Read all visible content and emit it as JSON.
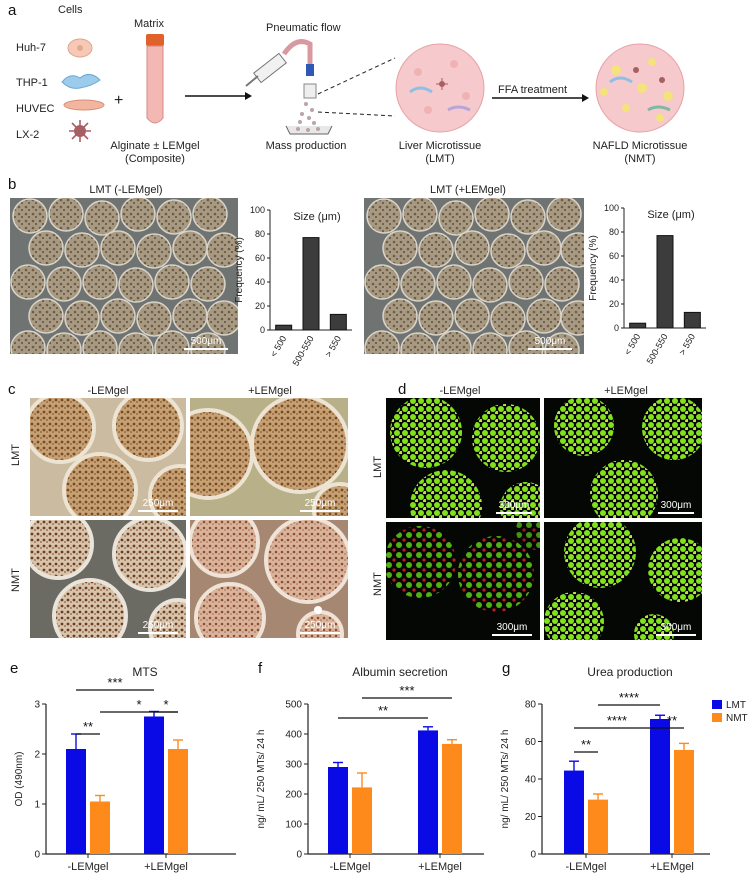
{
  "panels": {
    "a": "a",
    "b": "b",
    "c": "c",
    "d": "d",
    "e": "e",
    "f": "f",
    "g": "g"
  },
  "schematic": {
    "cells_header": "Cells",
    "matrix_header": "Matrix",
    "cells": [
      "Huh-7",
      "THP-1",
      "HUVEC",
      "LX-2"
    ],
    "plus": "+",
    "matrix_label_1": "Alginate ± LEMgel",
    "matrix_label_2": "(Composite)",
    "pneumatic": "Pneumatic flow",
    "mass_production": "Mass production",
    "lmt_label_1": "Liver Microtissue",
    "lmt_label_2": "(LMT)",
    "ffa": "FFA treatment",
    "nmt_label_1": "NAFLD Microtissue",
    "nmt_label_2": "(NMT)",
    "colors": {
      "matrix_cap": "#e0622a",
      "matrix_tube": "#f3b8b3",
      "tissue": "#f6c9cc",
      "cell_blue": "#8cc0e6",
      "cell_star": "#a85f64"
    }
  },
  "panel_b": {
    "left_title": "LMT (-LEMgel)",
    "right_title": "LMT  (+LEMgel)",
    "scale_left": "500μm",
    "scale_right": "500μm",
    "hist_left": {
      "type": "bar",
      "title": "Size (μm)",
      "ylabel": "Frequency (%)",
      "categories": [
        "< 500",
        "500-550",
        "> 550"
      ],
      "values": [
        4,
        77,
        13
      ],
      "ylim": [
        0,
        100
      ],
      "yticks": [
        "0",
        "20",
        "40",
        "60",
        "80",
        "100"
      ]
    },
    "hist_right": {
      "type": "bar",
      "title": "Size (μm)",
      "ylabel": "Frequency (%)",
      "categories": [
        "< 500",
        "500-550",
        "> 550"
      ],
      "values": [
        4,
        77,
        13
      ],
      "ylim": [
        0,
        100
      ],
      "yticks": [
        "0",
        "20",
        "40",
        "60",
        "80",
        "100"
      ]
    }
  },
  "panel_c": {
    "col_minus": "-LEMgel",
    "col_plus": "+LEMgel",
    "row_lmt": "LMT",
    "row_nmt": "NMT",
    "scales": [
      "250μm",
      "250μm",
      "250μm",
      "250μm"
    ]
  },
  "panel_d": {
    "col_minus": "-LEMgel",
    "col_plus": "+LEMgel",
    "row_lmt": "LMT",
    "row_nmt": "NMT",
    "scales": [
      "300μm",
      "300μm",
      "300μm",
      "300μm"
    ]
  },
  "chart_data": [
    {
      "type": "bar",
      "title": "MTS",
      "ylabel": "OD (490nm)",
      "categories": [
        "-LEMgel",
        "+LEMgel"
      ],
      "series": [
        {
          "name": "LMT",
          "values": [
            2.1,
            2.75
          ],
          "errors": [
            0.3,
            0.1
          ],
          "color": "#0a0ae6"
        },
        {
          "name": "NMT",
          "values": [
            1.05,
            2.1
          ],
          "errors": [
            0.12,
            0.18
          ],
          "color": "#ff8a1c"
        }
      ],
      "ylim": [
        0,
        3
      ],
      "yticks": [
        "0",
        "1",
        "2",
        "3"
      ],
      "significance": [
        "**",
        "*",
        "***",
        "*"
      ]
    },
    {
      "type": "bar",
      "title": "Albumin secretion",
      "ylabel": "ng/ mL/ 250 MTs/ 24 h",
      "categories": [
        "-LEMgel",
        "+LEMgel"
      ],
      "series": [
        {
          "name": "LMT",
          "values": [
            290,
            412
          ],
          "errors": [
            15,
            12
          ],
          "color": "#0a0ae6"
        },
        {
          "name": "NMT",
          "values": [
            222,
            367
          ],
          "errors": [
            48,
            14
          ],
          "color": "#ff8a1c"
        }
      ],
      "ylim": [
        0,
        500
      ],
      "yticks": [
        "0",
        "100",
        "200",
        "300",
        "400",
        "500"
      ],
      "significance": [
        "**",
        "***"
      ]
    },
    {
      "type": "bar",
      "title": "Urea production",
      "ylabel": "ng/ mL/ 250 MTs/ 24 h",
      "categories": [
        "-LEMgel",
        "+LEMgel"
      ],
      "series": [
        {
          "name": "LMT",
          "values": [
            44.5,
            72
          ],
          "errors": [
            5,
            2
          ],
          "color": "#0a0ae6"
        },
        {
          "name": "NMT",
          "values": [
            29,
            55.5
          ],
          "errors": [
            3,
            3.5
          ],
          "color": "#ff8a1c"
        }
      ],
      "ylim": [
        0,
        80
      ],
      "yticks": [
        "0",
        "20",
        "40",
        "60",
        "80"
      ],
      "legend": [
        "LMT",
        "NMT"
      ],
      "legend_position": "top-right",
      "significance": [
        "**",
        "****",
        "****",
        "**"
      ]
    }
  ]
}
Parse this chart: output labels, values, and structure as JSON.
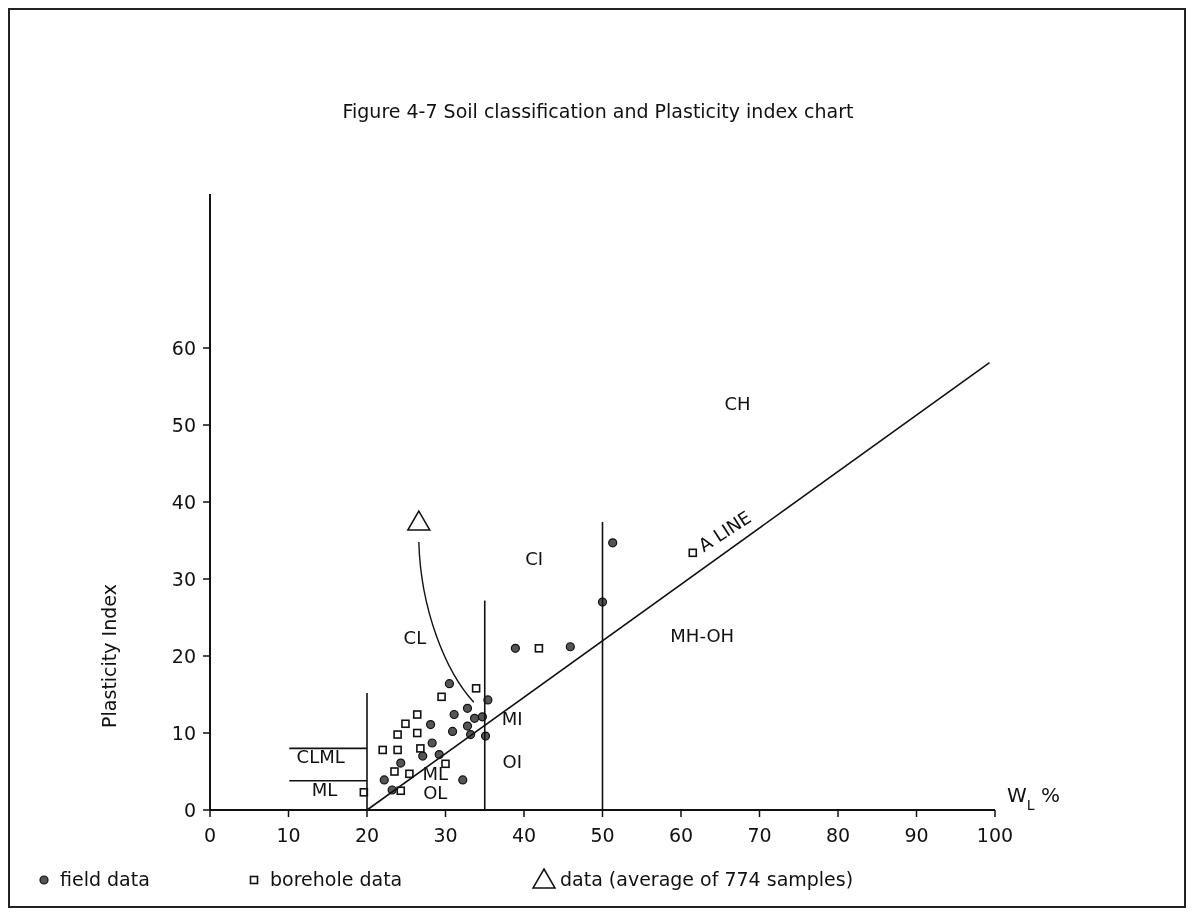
════════
Pictures stay out of the copy; please restate every record above exactly.

> Completed exercise:
Read all visible content and emit it as JSON.
{
  "panels": {
    "a": "a",
    "b": "b",
    "c": "c",
    "d": "d",
    "e": "e",
    "f": "f",
    "g": "g"
  },
  "schematic": {
    "cells_header": "Cells",
    "matrix_header": "Matrix",
    "cells": [
      "Huh-7",
      "THP-1",
      "HUVEC",
      "LX-2"
    ],
    "plus": "+",
    "matrix_label_1": "Alginate ± LEMgel",
    "matrix_label_2": "(Composite)",
    "pneumatic": "Pneumatic flow",
    "mass_production": "Mass production",
    "lmt_label_1": "Liver Microtissue",
    "lmt_label_2": "(LMT)",
    "ffa": "FFA treatment",
    "nmt_label_1": "NAFLD Microtissue",
    "nmt_label_2": "(NMT)",
    "colors": {
      "matrix_cap": "#e0622a",
      "matrix_tube": "#f3b8b3",
      "tissue": "#f6c9cc",
      "cell_blue": "#8cc0e6",
      "cell_star": "#a85f64"
    }
  },
  "panel_b": {
    "left_title": "LMT (-LEMgel)",
    "right_title": "LMT  (+LEMgel)",
    "scale_left": "500μm",
    "scale_right": "500μm",
    "hist_left": {
      "type": "bar",
      "title": "Size (μm)",
      "ylabel": "Frequency (%)",
      "categories": [
        "< 500",
        "500-550",
        "> 550"
      ],
      "values": [
        4,
        77,
        13
      ],
      "ylim": [
        0,
        100
      ],
      "yticks": [
        "0",
        "20",
        "40",
        "60",
        "80",
        "100"
      ]
    },
    "hist_right": {
      "type": "bar",
      "title": "Size (μm)",
      "ylabel": "Frequency (%)",
      "categories": [
        "< 500",
        "500-550",
        "> 550"
      ],
      "values": [
        4,
        77,
        13
      ],
      "ylim": [
        0,
        100
      ],
      "yticks": [
        "0",
        "20",
        "40",
        "60",
        "80",
        "100"
      ]
    }
  },
  "panel_c": {
    "col_minus": "-LEMgel",
    "col_plus": "+LEMgel",
    "row_lmt": "LMT",
    "row_nmt": "NMT",
    "scales": [
      "250μm",
      "250μm",
      "250μm",
      "250μm"
    ]
  },
  "panel_d": {
    "col_minus": "-LEMgel",
    "col_plus": "+LEMgel",
    "row_lmt": "LMT",
    "row_nmt": "NMT",
    "scales": [
      "300μm",
      "300μm",
      "300μm",
      "300μm"
    ]
  },
  "chart_data": [
    {
      "type": "bar",
      "title": "MTS",
      "ylabel": "OD (490nm)",
      "categories": [
        "-LEMgel",
        "+LEMgel"
      ],
      "series": [
        {
          "name": "LMT",
          "values": [
            2.1,
            2.75
          ],
          "errors": [
            0.3,
            0.1
          ],
          "color": "#0a0ae6"
        },
        {
          "name": "NMT",
          "values": [
            1.05,
            2.1
          ],
          "errors": [
            0.12,
            0.18
          ],
          "color": "#ff8a1c"
        }
      ],
      "ylim": [
        0,
        3
      ],
      "yticks": [
        "0",
        "1",
        "2",
        "3"
      ],
      "significance": [
        "**",
        "*",
        "***",
        "*"
      ]
    },
    {
      "type": "bar",
      "title": "Albumin secretion",
      "ylabel": "ng/ mL/ 250 MTs/ 24 h",
      "categories": [
        "-LEMgel",
        "+LEMgel"
      ],
      "series": [
        {
          "name": "LMT",
          "values": [
            290,
            412
          ],
          "errors": [
            15,
            12
          ],
          "color": "#0a0ae6"
        },
        {
          "name": "NMT",
          "values": [
            222,
            367
          ],
          "errors": [
            48,
            14
          ],
          "color": "#ff8a1c"
        }
      ],
      "ylim": [
        0,
        500
      ],
      "yticks": [
        "0",
        "100",
        "200",
        "300",
        "400",
        "500"
      ],
      "significance": [
        "**",
        "***"
      ]
    },
    {
      "type": "bar",
      "title": "Urea production",
      "ylabel": "ng/ mL/ 250 MTs/ 24 h",
      "categories": [
        "-LEMgel",
        "+LEMgel"
      ],
      "series": [
        {
          "name": "LMT",
          "values": [
            44.5,
            72
          ],
          "errors": [
            5,
            2
          ],
          "color": "#0a0ae6"
        },
        {
          "name": "NMT",
          "values": [
            29,
            55.5
          ],
          "errors": [
            3,
            3.5
          ],
          "color": "#ff8a1c"
        }
      ],
      "ylim": [
        0,
        80
      ],
      "yticks": [
        "0",
        "20",
        "40",
        "60",
        "80"
      ],
      "legend": [
        "LMT",
        "NMT"
      ],
      "legend_position": "top-right",
      "significance": [
        "**",
        "****",
        "****",
        "**"
      ]
    }
  ]
}
Parse this chart: output labels, values, and structure as JSON.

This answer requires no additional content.